-- Start --

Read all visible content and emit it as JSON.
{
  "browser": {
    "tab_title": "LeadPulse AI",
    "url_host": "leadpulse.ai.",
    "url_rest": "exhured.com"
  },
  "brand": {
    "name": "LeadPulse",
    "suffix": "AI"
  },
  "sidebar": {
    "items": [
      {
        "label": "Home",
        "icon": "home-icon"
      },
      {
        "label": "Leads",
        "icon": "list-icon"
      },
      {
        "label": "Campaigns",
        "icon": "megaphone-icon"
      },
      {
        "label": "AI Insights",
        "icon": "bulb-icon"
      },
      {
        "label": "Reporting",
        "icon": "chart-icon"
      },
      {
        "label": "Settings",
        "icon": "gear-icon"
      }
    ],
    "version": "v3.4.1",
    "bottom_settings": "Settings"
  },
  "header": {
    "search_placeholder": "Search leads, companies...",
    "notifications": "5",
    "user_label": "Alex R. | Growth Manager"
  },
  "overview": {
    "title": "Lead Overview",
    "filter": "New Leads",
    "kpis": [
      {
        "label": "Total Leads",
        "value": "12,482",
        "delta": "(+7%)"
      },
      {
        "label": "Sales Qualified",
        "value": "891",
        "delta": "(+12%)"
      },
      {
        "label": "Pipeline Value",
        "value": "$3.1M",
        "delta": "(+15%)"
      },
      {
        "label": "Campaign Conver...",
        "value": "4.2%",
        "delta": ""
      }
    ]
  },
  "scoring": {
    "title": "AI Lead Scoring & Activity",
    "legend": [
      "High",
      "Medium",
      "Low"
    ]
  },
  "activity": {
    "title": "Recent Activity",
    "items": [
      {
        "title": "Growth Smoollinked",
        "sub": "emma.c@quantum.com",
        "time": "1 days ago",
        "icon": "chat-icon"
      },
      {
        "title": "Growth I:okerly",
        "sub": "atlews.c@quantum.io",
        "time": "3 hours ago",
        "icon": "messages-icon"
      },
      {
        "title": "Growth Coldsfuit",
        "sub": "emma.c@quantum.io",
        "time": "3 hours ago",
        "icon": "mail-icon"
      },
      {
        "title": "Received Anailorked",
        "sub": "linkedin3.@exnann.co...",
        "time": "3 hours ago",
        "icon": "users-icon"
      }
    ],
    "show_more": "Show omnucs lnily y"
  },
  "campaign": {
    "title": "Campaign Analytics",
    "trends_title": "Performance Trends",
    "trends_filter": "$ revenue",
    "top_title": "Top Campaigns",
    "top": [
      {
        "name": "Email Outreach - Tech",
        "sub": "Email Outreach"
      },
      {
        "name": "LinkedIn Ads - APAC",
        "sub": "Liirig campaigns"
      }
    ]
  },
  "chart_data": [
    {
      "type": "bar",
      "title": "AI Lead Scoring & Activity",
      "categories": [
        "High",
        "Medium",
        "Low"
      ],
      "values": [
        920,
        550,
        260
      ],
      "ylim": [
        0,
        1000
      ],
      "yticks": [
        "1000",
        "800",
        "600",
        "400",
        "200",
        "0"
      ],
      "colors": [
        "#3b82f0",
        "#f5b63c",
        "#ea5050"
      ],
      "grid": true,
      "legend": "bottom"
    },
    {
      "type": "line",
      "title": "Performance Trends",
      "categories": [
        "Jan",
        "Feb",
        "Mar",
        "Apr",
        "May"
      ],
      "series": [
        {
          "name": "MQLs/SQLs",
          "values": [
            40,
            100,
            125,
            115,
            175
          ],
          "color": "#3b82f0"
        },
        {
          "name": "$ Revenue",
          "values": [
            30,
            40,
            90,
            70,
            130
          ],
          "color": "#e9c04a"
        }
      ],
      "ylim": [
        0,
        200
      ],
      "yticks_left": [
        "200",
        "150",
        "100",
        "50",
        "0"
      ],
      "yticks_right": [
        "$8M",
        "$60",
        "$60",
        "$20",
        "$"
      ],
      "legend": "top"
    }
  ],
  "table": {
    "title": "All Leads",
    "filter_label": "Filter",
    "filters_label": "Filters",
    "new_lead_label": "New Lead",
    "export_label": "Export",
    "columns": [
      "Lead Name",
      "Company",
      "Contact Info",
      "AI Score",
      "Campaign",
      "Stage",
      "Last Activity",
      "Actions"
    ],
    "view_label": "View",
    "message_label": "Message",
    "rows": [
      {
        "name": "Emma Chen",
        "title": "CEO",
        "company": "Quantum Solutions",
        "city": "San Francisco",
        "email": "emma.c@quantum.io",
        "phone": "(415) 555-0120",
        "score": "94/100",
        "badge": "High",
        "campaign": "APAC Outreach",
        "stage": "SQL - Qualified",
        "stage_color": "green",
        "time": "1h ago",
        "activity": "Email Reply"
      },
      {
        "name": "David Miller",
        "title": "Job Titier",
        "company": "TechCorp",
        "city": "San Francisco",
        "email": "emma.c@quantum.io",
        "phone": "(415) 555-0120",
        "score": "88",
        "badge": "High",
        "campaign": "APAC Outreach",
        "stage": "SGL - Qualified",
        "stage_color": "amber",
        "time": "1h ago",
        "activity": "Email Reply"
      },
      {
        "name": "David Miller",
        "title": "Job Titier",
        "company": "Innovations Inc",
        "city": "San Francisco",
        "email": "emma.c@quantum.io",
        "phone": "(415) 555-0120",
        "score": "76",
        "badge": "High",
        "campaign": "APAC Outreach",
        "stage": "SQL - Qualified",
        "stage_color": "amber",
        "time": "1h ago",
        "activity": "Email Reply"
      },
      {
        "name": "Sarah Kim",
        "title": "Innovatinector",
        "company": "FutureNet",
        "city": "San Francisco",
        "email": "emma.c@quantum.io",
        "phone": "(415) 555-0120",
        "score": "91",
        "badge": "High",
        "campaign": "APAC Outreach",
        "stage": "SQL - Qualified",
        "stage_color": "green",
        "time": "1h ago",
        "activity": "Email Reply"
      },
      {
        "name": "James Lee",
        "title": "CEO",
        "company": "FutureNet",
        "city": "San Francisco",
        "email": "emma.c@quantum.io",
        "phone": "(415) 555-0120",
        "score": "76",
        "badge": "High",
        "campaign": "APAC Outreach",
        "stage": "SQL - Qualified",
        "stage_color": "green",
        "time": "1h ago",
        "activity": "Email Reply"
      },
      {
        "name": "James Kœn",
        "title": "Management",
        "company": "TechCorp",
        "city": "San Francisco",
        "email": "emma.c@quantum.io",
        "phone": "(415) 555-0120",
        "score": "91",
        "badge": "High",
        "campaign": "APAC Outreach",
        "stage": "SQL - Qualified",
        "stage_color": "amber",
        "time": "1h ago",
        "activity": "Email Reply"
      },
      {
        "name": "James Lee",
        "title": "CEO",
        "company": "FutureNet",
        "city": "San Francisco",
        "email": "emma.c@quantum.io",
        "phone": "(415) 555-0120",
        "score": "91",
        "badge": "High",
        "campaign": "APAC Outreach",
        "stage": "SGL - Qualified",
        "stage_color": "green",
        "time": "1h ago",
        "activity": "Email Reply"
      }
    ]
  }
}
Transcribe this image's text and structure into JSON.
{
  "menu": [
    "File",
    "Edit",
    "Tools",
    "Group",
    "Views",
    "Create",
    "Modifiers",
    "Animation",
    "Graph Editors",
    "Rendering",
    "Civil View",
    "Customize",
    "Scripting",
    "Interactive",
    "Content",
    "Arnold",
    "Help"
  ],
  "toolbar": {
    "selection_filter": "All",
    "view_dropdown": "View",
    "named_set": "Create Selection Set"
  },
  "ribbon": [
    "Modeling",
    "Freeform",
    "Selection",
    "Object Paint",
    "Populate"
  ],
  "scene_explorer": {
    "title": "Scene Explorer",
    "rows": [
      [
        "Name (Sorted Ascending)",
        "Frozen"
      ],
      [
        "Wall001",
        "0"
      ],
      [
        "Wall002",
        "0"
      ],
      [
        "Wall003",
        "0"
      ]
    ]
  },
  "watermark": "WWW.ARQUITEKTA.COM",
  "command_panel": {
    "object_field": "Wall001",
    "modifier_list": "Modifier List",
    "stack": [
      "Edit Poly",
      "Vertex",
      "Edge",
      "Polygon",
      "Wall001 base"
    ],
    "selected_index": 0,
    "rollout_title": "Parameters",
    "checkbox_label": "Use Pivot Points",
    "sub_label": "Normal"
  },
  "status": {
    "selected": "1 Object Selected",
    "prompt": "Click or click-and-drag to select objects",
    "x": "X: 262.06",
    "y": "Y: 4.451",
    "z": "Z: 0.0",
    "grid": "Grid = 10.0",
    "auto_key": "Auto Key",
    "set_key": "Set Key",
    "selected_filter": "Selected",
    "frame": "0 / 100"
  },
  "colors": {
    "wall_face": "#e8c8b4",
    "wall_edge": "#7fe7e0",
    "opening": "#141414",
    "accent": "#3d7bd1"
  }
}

-- End --

■ Instruction ■
Repeat word for word every line from the one that holds "Transcribe this image's" to the end. Both ends count.

■ Solution for this exercise ■
Transcribe this image's text and structure into JSON.
{
  "menu": [
    "File",
    "Edit",
    "Tools",
    "Group",
    "Views",
    "Create",
    "Modifiers",
    "Animation",
    "Graph Editors",
    "Rendering",
    "Civil View",
    "Customize",
    "Scripting",
    "Interactive",
    "Content",
    "Arnold",
    "Help"
  ],
  "toolbar": {
    "selection_filter": "All",
    "view_dropdown": "View",
    "named_set": "Create Selection Set"
  },
  "ribbon": [
    "Modeling",
    "Freeform",
    "Selection",
    "Object Paint",
    "Populate"
  ],
  "scene_explorer": {
    "title": "Scene Explorer",
    "rows": [
      [
        "Name (Sorted Ascending)",
        "Frozen"
      ],
      [
        "Wall001",
        "0"
      ],
      [
        "Wall002",
        "0"
      ],
      [
        "Wall003",
        "0"
      ]
    ]
  },
  "watermark": "WWW.ARQUITEKTA.COM",
  "command_panel": {
    "object_field": "Wall001",
    "modifier_list": "Modifier List",
    "stack": [
      "Edit Poly",
      "Vertex",
      "Edge",
      "Polygon",
      "Wall001 base"
    ],
    "selected_index": 0,
    "rollout_title": "Parameters",
    "checkbox_label": "Use Pivot Points",
    "sub_label": "Normal"
  },
  "status": {
    "selected": "1 Object Selected",
    "prompt": "Click or click-and-drag to select objects",
    "x": "X: 262.06",
    "y": "Y: 4.451",
    "z": "Z: 0.0",
    "grid": "Grid = 10.0",
    "auto_key": "Auto Key",
    "set_key": "Set Key",
    "selected_filter": "Selected",
    "frame": "0 / 100"
  },
  "colors": {
    "wall_face": "#e8c8b4",
    "wall_edge": "#7fe7e0",
    "opening": "#141414",
    "accent": "#3d7bd1"
  }
}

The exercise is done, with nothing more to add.